**PASSAGE PROVIDED**:
_ _ _ _ _

The legislator who shouted “all of them” is someone I know. Even though we don’t agree on much policy-wise, I consider Michelle Salzman, the woman at the center of the controversy, a friend.
I immediately confronted her. I told her she needed to apologize – not just to Rep. Angie Nixon, who posed the question, but to everyone. We spoke for a long time, and I tried to provide my best advice for dealing with the harassment and death threats she and her family had been receiving.
I also reached out to Rep. Angie Nixon, who was the one who posed the question, to let her know that I fully supported her and appreciated her taking a brave stance in the legislator for calling for a ceasefire.
And when I asked my own side to stop threatening to kill Michelle and her family, I became the target of harassment and threats, as well.
I was told I should have condemned her statements (which I’ve done) instead of defending her family’s right to live without threats like “You have no idea what we will do with you. We have your address, your family details, all of your phone number and everything you won’t be able to escape” or “you bxtch [sic] my friends in your area are going to take you out on Sunday.”
This isn’t the first time I’ve gotten pushback for speaking out against death threats directed toward those I do not agree with.

_ _ _ _ _

**DATA LINES**:
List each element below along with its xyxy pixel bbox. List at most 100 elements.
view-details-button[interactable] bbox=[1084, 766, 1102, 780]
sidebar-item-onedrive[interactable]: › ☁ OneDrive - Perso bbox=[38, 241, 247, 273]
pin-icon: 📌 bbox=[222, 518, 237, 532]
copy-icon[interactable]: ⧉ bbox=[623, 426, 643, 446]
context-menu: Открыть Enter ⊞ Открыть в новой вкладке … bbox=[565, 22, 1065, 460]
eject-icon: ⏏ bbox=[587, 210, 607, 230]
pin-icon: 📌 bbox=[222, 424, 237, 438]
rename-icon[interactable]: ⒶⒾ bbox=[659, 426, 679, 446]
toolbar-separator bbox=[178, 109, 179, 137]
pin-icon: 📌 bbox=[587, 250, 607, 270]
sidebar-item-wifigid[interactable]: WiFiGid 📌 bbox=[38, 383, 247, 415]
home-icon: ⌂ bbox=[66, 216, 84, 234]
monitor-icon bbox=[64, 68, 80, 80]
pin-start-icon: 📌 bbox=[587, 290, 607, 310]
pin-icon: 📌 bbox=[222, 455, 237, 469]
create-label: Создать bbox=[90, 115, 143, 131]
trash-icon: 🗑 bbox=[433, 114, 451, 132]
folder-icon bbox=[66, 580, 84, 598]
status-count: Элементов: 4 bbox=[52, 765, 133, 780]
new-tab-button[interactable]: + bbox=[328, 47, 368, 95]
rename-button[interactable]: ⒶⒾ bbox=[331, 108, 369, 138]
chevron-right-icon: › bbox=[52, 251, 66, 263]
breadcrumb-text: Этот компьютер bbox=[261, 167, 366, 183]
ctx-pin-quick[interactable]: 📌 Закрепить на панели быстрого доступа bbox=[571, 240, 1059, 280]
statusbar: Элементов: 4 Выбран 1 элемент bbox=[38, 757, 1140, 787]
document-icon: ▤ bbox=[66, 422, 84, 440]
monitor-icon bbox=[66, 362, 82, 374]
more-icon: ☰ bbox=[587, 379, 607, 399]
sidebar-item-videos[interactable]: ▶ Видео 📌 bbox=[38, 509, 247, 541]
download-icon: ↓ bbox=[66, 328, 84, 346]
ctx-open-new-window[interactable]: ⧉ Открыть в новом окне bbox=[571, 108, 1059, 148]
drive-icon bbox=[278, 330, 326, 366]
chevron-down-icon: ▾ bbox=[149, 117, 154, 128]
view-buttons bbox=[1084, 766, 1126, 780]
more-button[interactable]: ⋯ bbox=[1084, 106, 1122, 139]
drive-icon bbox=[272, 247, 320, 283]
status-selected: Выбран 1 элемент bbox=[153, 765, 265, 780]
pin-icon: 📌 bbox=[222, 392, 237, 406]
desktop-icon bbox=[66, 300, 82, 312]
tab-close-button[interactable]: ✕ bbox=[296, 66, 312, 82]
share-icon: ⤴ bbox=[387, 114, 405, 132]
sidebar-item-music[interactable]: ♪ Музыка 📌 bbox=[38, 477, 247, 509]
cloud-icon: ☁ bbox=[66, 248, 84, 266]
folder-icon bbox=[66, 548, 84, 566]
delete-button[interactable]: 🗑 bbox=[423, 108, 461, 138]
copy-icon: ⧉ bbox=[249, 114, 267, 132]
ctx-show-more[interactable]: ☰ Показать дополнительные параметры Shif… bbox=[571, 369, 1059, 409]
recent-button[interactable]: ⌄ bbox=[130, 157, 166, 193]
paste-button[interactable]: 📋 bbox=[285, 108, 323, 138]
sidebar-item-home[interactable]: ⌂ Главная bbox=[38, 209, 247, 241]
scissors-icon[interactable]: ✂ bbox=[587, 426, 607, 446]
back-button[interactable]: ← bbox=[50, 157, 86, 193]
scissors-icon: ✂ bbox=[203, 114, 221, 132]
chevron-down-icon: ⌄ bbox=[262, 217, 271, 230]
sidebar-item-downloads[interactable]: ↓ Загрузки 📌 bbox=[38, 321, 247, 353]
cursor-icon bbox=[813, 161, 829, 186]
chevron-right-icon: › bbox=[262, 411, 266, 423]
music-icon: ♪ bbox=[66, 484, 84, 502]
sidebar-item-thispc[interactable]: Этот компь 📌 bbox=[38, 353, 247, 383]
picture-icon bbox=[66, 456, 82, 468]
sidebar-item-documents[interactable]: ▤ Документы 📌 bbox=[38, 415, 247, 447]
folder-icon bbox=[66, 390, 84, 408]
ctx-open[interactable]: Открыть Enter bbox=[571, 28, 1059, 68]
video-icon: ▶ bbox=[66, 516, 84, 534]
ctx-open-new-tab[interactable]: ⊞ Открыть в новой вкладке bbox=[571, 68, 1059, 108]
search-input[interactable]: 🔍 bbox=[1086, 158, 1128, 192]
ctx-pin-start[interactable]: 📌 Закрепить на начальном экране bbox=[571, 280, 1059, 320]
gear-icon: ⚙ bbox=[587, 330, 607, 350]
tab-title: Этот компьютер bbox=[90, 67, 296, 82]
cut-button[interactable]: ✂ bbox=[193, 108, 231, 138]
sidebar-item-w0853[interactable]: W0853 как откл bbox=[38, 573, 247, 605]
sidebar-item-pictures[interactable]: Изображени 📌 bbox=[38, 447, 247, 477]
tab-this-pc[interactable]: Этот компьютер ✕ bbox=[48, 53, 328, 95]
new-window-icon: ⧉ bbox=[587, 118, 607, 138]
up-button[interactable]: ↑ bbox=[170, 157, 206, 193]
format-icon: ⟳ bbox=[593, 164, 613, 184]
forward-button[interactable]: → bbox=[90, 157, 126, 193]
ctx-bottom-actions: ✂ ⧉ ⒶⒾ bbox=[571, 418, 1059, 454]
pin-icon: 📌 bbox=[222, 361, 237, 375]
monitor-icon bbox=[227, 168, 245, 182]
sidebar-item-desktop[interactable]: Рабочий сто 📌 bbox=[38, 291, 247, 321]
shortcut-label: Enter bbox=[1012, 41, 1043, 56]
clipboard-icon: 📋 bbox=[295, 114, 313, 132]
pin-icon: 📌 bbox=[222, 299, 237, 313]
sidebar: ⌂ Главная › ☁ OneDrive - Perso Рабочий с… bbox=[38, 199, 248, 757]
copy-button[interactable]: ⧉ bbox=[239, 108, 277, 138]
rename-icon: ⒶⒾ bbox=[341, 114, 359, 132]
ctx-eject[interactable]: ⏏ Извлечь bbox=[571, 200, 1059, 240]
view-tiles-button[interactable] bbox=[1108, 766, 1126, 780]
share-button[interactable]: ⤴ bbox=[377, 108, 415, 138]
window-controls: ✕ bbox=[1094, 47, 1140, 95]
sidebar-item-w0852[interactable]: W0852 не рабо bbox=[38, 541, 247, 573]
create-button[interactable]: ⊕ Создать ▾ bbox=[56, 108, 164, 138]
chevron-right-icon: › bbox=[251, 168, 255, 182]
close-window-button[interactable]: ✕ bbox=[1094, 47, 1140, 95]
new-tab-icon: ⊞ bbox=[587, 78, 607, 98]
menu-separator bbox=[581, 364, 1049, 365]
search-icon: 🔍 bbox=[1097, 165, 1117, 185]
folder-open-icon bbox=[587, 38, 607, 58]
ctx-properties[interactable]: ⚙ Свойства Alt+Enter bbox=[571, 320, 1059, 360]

_ _ _ _ _

**WHAT IS BEING ASKED**: Extend the account of the threats against Michelle Salzman and her family, starting right after its last sentence.

**THE RESPONSE**:
When someone threatened to kill Matt Gaetz while I was running against him last year, I spoke out because threatening to kill people is wrong. He did not speak out when his people threatened to kill me and my family, but that was never the point.
I don’t like Matt Gaetz. He bullied my 12-year-old autistic son on social media. He had one of his goons stalk and photograph my son, and then helped that goon get American citizenship and hired him to his Congressional office. Matt Gaetz is a sexual predator and sex trafficker who deserves to be in prison.
Still, the moment we accept death threats as a reasonable or tolerated response to those we disagree with, we invite the same violence against ourselves and our allies.
I speak out against this behavior because I know what it's like to receive death threats, to get calls and mail and messages with detailed, graphic descriptions of how my children will be murdered. Of how I'm going to be raped, tortured, and dismembered. I know what it's like to have to go into hiding, hire security, flee my home.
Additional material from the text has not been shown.